All of the data below must be repeated exactly.

(Extracted records)
····················
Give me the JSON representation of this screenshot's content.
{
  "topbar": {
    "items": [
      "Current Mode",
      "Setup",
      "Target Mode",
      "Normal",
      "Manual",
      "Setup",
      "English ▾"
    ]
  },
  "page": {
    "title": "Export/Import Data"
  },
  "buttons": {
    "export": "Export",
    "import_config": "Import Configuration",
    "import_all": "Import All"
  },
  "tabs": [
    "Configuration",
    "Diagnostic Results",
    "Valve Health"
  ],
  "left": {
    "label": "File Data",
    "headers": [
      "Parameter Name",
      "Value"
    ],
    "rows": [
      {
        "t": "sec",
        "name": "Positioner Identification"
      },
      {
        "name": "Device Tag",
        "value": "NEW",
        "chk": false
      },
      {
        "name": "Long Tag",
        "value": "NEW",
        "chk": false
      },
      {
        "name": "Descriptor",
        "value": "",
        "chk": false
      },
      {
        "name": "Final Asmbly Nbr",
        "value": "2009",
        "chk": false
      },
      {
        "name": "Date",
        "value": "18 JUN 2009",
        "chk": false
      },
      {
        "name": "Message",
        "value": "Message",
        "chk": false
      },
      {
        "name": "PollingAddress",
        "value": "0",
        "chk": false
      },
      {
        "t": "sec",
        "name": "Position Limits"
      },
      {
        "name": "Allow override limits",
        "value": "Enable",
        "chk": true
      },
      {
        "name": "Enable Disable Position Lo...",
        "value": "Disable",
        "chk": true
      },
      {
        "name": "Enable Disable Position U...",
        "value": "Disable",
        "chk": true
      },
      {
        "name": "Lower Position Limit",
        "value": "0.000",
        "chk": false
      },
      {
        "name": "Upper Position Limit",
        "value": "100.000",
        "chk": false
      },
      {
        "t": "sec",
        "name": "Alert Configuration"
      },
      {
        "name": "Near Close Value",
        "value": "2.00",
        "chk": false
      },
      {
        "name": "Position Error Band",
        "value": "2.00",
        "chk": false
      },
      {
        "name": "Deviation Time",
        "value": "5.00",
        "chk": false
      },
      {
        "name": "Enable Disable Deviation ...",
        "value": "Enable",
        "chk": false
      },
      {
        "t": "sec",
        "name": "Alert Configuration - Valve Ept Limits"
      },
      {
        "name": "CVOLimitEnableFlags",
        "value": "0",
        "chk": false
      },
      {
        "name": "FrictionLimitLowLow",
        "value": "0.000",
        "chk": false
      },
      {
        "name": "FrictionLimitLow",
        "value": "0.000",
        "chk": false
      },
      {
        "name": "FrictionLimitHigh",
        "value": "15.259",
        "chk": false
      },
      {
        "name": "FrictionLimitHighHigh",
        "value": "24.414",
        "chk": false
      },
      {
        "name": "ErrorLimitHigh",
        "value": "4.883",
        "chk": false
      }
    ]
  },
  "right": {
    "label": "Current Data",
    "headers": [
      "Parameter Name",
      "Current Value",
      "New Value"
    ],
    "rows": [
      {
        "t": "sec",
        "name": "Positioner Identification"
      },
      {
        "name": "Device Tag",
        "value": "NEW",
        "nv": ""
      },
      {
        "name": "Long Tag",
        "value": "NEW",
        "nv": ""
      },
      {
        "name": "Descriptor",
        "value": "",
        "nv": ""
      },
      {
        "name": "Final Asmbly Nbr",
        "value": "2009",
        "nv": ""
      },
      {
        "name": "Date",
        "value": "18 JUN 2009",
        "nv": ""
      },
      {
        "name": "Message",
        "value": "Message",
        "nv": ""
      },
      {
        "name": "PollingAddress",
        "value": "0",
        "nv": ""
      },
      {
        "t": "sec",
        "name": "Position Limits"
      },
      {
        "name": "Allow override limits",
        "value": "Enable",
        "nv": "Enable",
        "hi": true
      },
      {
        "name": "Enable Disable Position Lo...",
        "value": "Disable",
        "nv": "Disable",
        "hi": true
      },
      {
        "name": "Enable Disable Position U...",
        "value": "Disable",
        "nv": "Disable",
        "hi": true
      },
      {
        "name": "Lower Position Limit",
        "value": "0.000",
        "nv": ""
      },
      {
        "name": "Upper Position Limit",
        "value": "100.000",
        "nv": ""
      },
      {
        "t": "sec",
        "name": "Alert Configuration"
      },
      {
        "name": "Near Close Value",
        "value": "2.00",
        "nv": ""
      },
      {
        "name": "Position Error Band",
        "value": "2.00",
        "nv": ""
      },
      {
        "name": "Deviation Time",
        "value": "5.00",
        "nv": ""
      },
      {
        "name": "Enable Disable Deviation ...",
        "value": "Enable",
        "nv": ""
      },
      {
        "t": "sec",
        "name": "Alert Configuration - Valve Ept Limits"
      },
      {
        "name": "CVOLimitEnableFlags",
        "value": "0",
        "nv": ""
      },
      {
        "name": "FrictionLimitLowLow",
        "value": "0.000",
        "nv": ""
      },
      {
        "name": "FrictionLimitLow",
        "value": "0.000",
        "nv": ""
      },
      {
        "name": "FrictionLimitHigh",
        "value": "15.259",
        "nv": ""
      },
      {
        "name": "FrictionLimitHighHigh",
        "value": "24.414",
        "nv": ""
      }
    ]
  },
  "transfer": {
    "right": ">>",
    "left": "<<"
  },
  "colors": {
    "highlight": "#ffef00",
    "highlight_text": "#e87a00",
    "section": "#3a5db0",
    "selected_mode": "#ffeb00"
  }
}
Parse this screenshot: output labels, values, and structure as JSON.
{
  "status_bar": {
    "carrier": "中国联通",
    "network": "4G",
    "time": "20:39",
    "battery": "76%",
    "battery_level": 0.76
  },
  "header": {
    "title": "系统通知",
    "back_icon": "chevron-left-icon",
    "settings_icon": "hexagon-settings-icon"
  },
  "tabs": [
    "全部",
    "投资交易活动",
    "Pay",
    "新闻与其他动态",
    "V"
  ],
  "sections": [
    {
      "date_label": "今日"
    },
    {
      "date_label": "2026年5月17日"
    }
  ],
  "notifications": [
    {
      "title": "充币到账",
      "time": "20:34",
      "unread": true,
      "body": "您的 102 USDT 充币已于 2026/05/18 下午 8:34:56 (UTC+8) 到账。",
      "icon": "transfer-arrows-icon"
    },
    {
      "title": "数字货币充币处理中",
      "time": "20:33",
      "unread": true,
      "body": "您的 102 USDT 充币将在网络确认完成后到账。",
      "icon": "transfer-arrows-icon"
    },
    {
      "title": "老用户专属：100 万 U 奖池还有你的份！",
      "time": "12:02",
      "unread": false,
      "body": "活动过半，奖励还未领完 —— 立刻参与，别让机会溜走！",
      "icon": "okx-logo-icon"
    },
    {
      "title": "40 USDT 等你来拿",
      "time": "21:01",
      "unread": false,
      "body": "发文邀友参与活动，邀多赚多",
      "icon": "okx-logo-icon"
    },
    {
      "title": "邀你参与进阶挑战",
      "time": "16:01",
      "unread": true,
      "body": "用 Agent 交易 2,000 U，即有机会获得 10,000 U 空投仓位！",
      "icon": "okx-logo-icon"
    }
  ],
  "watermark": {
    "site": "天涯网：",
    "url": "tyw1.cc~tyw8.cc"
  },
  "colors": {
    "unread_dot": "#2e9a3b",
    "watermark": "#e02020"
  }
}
····················
Response for this exercise ->
Give me the JSON representation of this screenshot's content.
{
  "topbar": {
    "items": [
      "Current Mode",
      "Setup",
      "Target Mode",
      "Normal",
      "Manual",
      "Setup",
      "English ▾"
    ]
  },
  "page": {
    "title": "Export/Import Data"
  },
  "buttons": {
    "export": "Export",
    "import_config": "Import Configuration",
    "import_all": "Import All"
  },
  "tabs": [
    "Configuration",
    "Diagnostic Results",
    "Valve Health"
  ],
  "left": {
    "label": "File Data",
    "headers": [
      "Parameter Name",
      "Value"
    ],
    "rows": [
      {
        "t": "sec",
        "name": "Positioner Identification"
      },
      {
        "name": "Device Tag",
        "value": "NEW",
        "chk": false
      },
      {
        "name": "Long Tag",
        "value": "NEW",
        "chk": false
      },
      {
        "name": "Descriptor",
        "value": "",
        "chk": false
      },
      {
        "name": "Final Asmbly Nbr",
        "value": "2009",
        "chk": false
      },
      {
        "name": "Date",
        "value": "18 JUN 2009",
        "chk": false
      },
      {
        "name": "Message",
        "value": "Message",
        "chk": false
      },
      {
        "name": "PollingAddress",
        "value": "0",
        "chk": false
      },
      {
        "t": "sec",
        "name": "Position Limits"
      },
      {
        "name": "Allow override limits",
        "value": "Enable",
        "chk": true
      },
      {
        "name": "Enable Disable Position Lo...",
        "value": "Disable",
        "chk": true
      },
      {
        "name": "Enable Disable Position U...",
        "value": "Disable",
        "chk": true
      },
      {
        "name": "Lower Position Limit",
        "value": "0.000",
        "chk": false
      },
      {
        "name": "Upper Position Limit",
        "value": "100.000",
        "chk": false
      },
      {
        "t": "sec",
        "name": "Alert Configuration"
      },
      {
        "name": "Near Close Value",
        "value": "2.00",
        "chk": false
      },
      {
        "name": "Position Error Band",
        "value": "2.00",
        "chk": false
      },
      {
        "name": "Deviation Time",
        "value": "5.00",
        "chk": false
      },
      {
        "name": "Enable Disable Deviation ...",
        "value": "Enable",
        "chk": false
      },
      {
        "t": "sec",
        "name": "Alert Configuration - Valve Ept Limits"
      },
      {
        "name": "CVOLimitEnableFlags",
        "value": "0",
        "chk": false
      },
      {
        "name": "FrictionLimitLowLow",
        "value": "0.000",
        "chk": false
      },
      {
        "name": "FrictionLimitLow",
        "value": "0.000",
        "chk": false
      },
      {
        "name": "FrictionLimitHigh",
        "value": "15.259",
        "chk": false
      },
      {
        "name": "FrictionLimitHighHigh",
        "value": "24.414",
        "chk": false
      },
      {
        "name": "ErrorLimitHigh",
        "value": "4.883",
        "chk": false
      }
    ]
  },
  "right": {
    "label": "Current Data",
    "headers": [
      "Parameter Name",
      "Current Value",
      "New Value"
    ],
    "rows": [
      {
        "t": "sec",
        "name": "Positioner Identification"
      },
      {
        "name": "Device Tag",
        "value": "NEW",
        "nv": ""
      },
      {
        "name": "Long Tag",
        "value": "NEW",
        "nv": ""
      },
      {
        "name": "Descriptor",
        "value": "",
        "nv": ""
      },
      {
        "name": "Final Asmbly Nbr",
        "value": "2009",
        "nv": ""
      },
      {
        "name": "Date",
        "value": "18 JUN 2009",
        "nv": ""
      },
      {
        "name": "Message",
        "value": "Message",
        "nv": ""
      },
      {
        "name": "PollingAddress",
        "value": "0",
        "nv": ""
      },
      {
        "t": "sec",
        "name": "Position Limits"
      },
      {
        "name": "Allow override limits",
        "value": "Enable",
        "nv": "Enable",
        "hi": true
      },
      {
        "name": "Enable Disable Position Lo...",
        "value": "Disable",
        "nv": "Disable",
        "hi": true
      },
      {
        "name": "Enable Disable Position U...",
        "value": "Disable",
        "nv": "Disable",
        "hi": true
      },
      {
        "name": "Lower Position Limit",
        "value": "0.000",
        "nv": ""
      },
      {
        "name": "Upper Position Limit",
        "value": "100.000",
        "nv": ""
      },
      {
        "t": "sec",
        "name": "Alert Configuration"
      },
      {
        "name": "Near Close Value",
        "value": "2.00",
        "nv": ""
      },
      {
        "name": "Position Error Band",
        "value": "2.00",
        "nv": ""
      },
      {
        "name": "Deviation Time",
        "value": "5.00",
        "nv": ""
      },
      {
        "name": "Enable Disable Deviation ...",
        "value": "Enable",
        "nv": ""
      },
      {
        "t": "sec",
        "name": "Alert Configuration - Valve Ept Limits"
      },
      {
        "name": "CVOLimitEnableFlags",
        "value": "0",
        "nv": ""
      },
      {
        "name": "FrictionLimitLowLow",
        "value": "0.000",
        "nv": ""
      },
      {
        "name": "FrictionLimitLow",
        "value": "0.000",
        "nv": ""
      },
      {
        "name": "FrictionLimitHigh",
        "value": "15.259",
        "nv": ""
      },
      {
        "name": "FrictionLimitHighHigh",
        "value": "24.414",
        "nv": ""
      }
    ]
  },
  "transfer": {
    "right": ">>",
    "left": "<<"
  },
  "colors": {
    "highlight": "#ffef00",
    "highlight_text": "#e87a00",
    "section": "#3a5db0",
    "selected_mode": "#ffeb00"
  }
}
Parse this screenshot: output labels, values, and structure as JSON.
{
  "status_bar": {
    "carrier": "中国联通",
    "network": "4G",
    "time": "20:39",
    "battery": "76%",
    "battery_level": 0.76
  },
  "header": {
    "title": "系统通知",
    "back_icon": "chevron-left-icon",
    "settings_icon": "hexagon-settings-icon"
  },
  "tabs": [
    "全部",
    "投资交易活动",
    "Pay",
    "新闻与其他动态",
    "V"
  ],
  "sections": [
    {
      "date_label": "今日"
    },
    {
      "date_label": "2026年5月17日"
    }
  ],
  "notifications": [
    {
      "title": "充币到账",
      "time": "20:34",
      "unread": true,
      "body": "您的 102 USDT 充币已于 2026/05/18 下午 8:34:56 (UTC+8) 到账。",
      "icon": "transfer-arrows-icon"
    },
    {
      "title": "数字货币充币处理中",
      "time": "20:33",
      "unread": true,
      "body": "您的 102 USDT 充币将在网络确认完成后到账。",
      "icon": "transfer-arrows-icon"
    },
    {
      "title": "老用户专属：100 万 U 奖池还有你的份！",
      "time": "12:02",
      "unread": false,
      "body": "活动过半，奖励还未领完 —— 立刻参与，别让机会溜走！",
      "icon": "okx-logo-icon"
    },
    {
      "title": "40 USDT 等你来拿",
      "time": "21:01",
      "unread": false,
      "body": "发文邀友参与活动，邀多赚多",
      "icon": "okx-logo-icon"
    },
    {
      "title": "邀你参与进阶挑战",
      "time": "16:01",
      "unread": true,
      "body": "用 Agent 交易 2,000 U，即有机会获得 10,000 U 空投仓位！",
      "icon": "okx-logo-icon"
    }
  ],
  "watermark": {
    "site": "天涯网：",
    "url": "tyw1.cc~tyw8.cc"
  },
  "colors": {
    "unread_dot": "#2e9a3b",
    "watermark": "#e02020"
  }
}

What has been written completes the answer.